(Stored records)
----

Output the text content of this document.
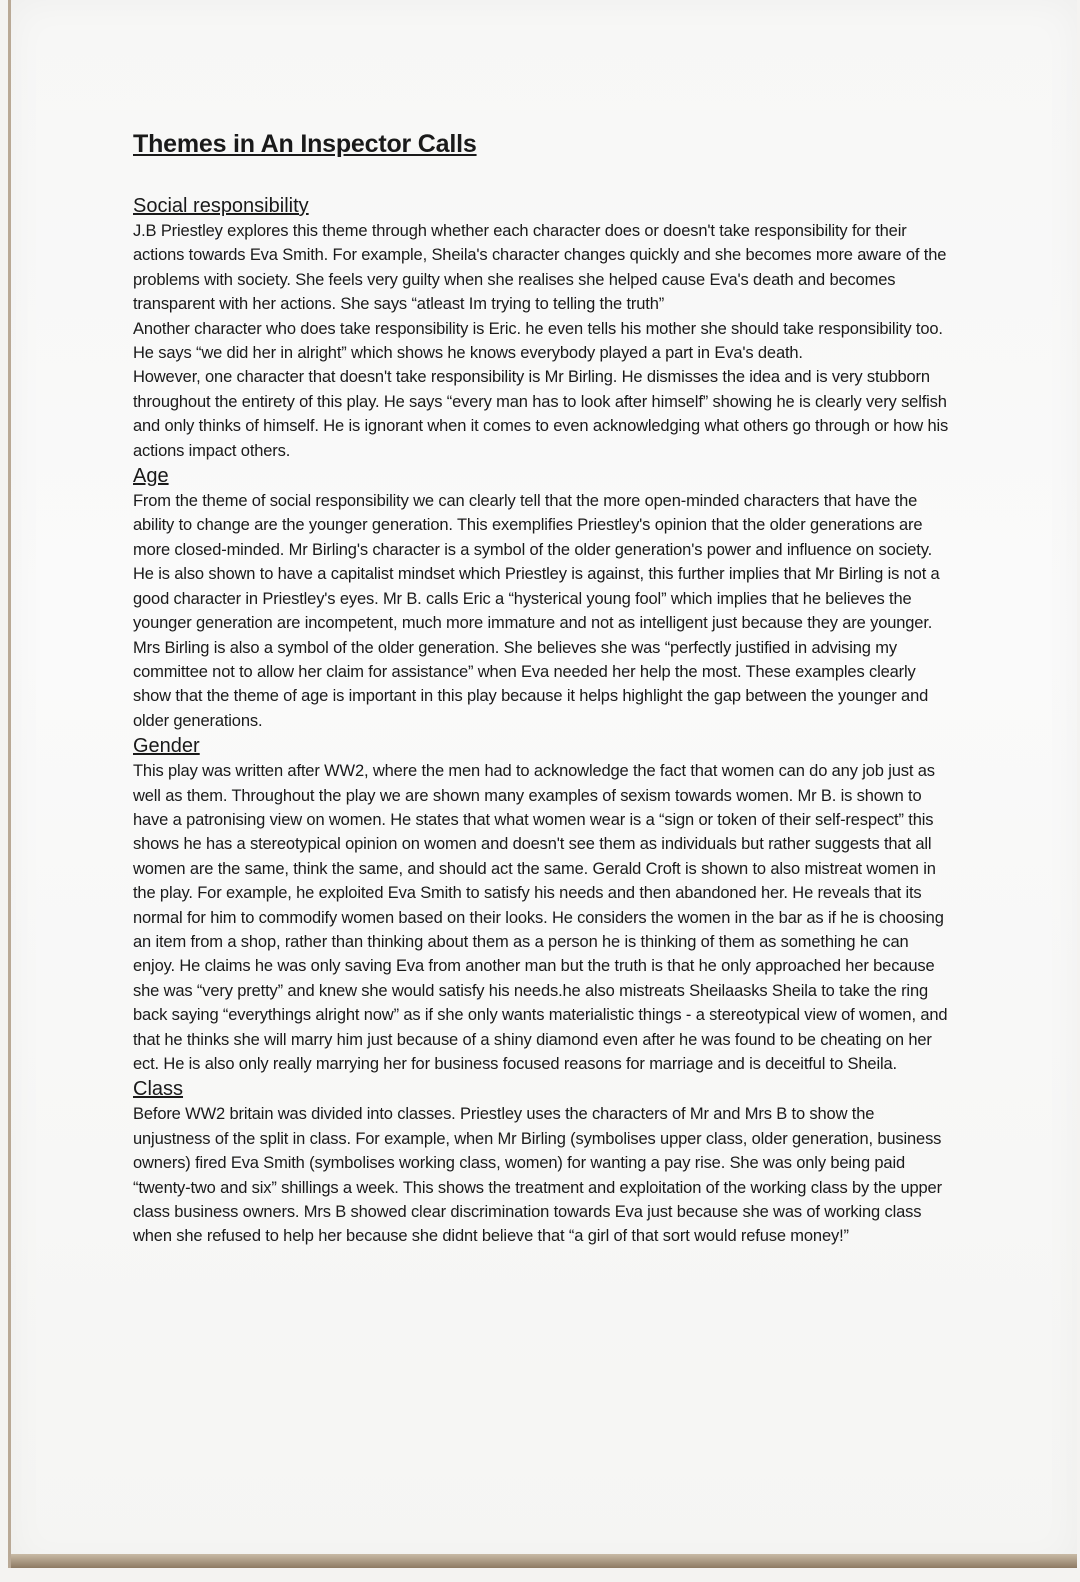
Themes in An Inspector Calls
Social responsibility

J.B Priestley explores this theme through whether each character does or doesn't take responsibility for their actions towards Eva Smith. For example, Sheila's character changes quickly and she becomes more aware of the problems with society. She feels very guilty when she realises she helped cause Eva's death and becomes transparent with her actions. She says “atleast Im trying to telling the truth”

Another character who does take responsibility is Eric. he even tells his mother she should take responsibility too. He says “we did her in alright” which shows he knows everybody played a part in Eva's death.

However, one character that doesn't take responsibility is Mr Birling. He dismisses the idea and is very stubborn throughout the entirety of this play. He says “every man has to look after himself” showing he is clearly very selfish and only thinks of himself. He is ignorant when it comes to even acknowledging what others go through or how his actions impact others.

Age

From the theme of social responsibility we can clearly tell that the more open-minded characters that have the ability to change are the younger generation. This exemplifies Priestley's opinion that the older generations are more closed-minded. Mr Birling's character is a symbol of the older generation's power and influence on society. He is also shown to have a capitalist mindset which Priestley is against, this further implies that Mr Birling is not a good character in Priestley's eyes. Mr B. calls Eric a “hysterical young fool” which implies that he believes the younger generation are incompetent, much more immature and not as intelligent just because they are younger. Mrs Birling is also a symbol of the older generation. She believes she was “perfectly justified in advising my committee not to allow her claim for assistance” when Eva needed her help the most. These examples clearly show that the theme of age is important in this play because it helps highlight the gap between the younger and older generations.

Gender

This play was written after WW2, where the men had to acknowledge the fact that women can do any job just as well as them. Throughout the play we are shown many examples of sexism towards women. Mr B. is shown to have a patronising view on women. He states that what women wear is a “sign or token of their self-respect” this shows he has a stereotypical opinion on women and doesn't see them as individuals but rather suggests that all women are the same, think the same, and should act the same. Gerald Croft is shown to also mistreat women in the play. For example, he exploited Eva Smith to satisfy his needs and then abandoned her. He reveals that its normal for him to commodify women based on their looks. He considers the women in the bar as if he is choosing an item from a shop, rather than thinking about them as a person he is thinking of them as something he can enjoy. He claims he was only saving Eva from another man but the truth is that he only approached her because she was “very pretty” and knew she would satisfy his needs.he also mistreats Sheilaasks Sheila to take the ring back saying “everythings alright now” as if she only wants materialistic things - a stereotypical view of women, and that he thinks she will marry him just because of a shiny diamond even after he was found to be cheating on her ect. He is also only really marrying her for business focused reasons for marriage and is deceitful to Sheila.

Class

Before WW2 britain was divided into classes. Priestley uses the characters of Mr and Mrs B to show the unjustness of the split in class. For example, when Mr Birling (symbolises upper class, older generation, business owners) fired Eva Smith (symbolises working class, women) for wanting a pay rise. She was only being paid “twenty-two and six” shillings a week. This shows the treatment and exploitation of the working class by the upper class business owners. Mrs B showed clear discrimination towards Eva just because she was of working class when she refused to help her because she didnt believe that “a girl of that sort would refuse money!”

----

Task brief: Transcribe all of the entries word for word, but skip any pictures they contain.

Result of the task:
Output the text content of this document.
Themes in An Inspector Calls
Social responsibility

J.B Priestley explores this theme through whether each character does or doesn't take responsibility for their actions towards Eva Smith. For example, Sheila's character changes quickly and she becomes more aware of the problems with society. She feels very guilty when she realises she helped cause Eva's death and becomes transparent with her actions. She says “atleast Im trying to telling the truth”

Another character who does take responsibility is Eric. he even tells his mother she should take responsibility too. He says “we did her in alright” which shows he knows everybody played a part in Eva's death.

However, one character that doesn't take responsibility is Mr Birling. He dismisses the idea and is very stubborn throughout the entirety of this play. He says “every man has to look after himself” showing he is clearly very selfish and only thinks of himself. He is ignorant when it comes to even acknowledging what others go through or how his actions impact others.

Age

From the theme of social responsibility we can clearly tell that the more open-minded characters that have the ability to change are the younger generation. This exemplifies Priestley's opinion that the older generations are more closed-minded. Mr Birling's character is a symbol of the older generation's power and influence on society. He is also shown to have a capitalist mindset which Priestley is against, this further implies that Mr Birling is not a good character in Priestley's eyes. Mr B. calls Eric a “hysterical young fool” which implies that he believes the younger generation are incompetent, much more immature and not as intelligent just because they are younger. Mrs Birling is also a symbol of the older generation. She believes she was “perfectly justified in advising my committee not to allow her claim for assistance” when Eva needed her help the most. These examples clearly show that the theme of age is important in this play because it helps highlight the gap between the younger and older generations.

Gender

This play was written after WW2, where the men had to acknowledge the fact that women can do any job just as well as them. Throughout the play we are shown many examples of sexism towards women. Mr B. is shown to have a patronising view on women. He states that what women wear is a “sign or token of their self-respect” this shows he has a stereotypical opinion on women and doesn't see them as individuals but rather suggests that all women are the same, think the same, and should act the same. Gerald Croft is shown to also mistreat women in the play. For example, he exploited Eva Smith to satisfy his needs and then abandoned her. He reveals that its normal for him to commodify women based on their looks. He considers the women in the bar as if he is choosing an item from a shop, rather than thinking about them as a person he is thinking of them as something he can enjoy. He claims he was only saving Eva from another man but the truth is that he only approached her because she was “very pretty” and knew she would satisfy his needs.he also mistreats Sheilaasks Sheila to take the ring back saying “everythings alright now” as if she only wants materialistic things - a stereotypical view of women, and that he thinks she will marry him just because of a shiny diamond even after he was found to be cheating on her ect. He is also only really marrying her for business focused reasons for marriage and is deceitful to Sheila.

Class

Before WW2 britain was divided into classes. Priestley uses the characters of Mr and Mrs B to show the unjustness of the split in class. For example, when Mr Birling (symbolises upper class, older generation, business owners) fired Eva Smith (symbolises working class, women) for wanting a pay rise. She was only being paid “twenty-two and six” shillings a week. This shows the treatment and exploitation of the working class by the upper class business owners. Mrs B showed clear discrimination towards Eva just because she was of working class when she refused to help her because she didnt believe that “a girl of that sort would refuse money!”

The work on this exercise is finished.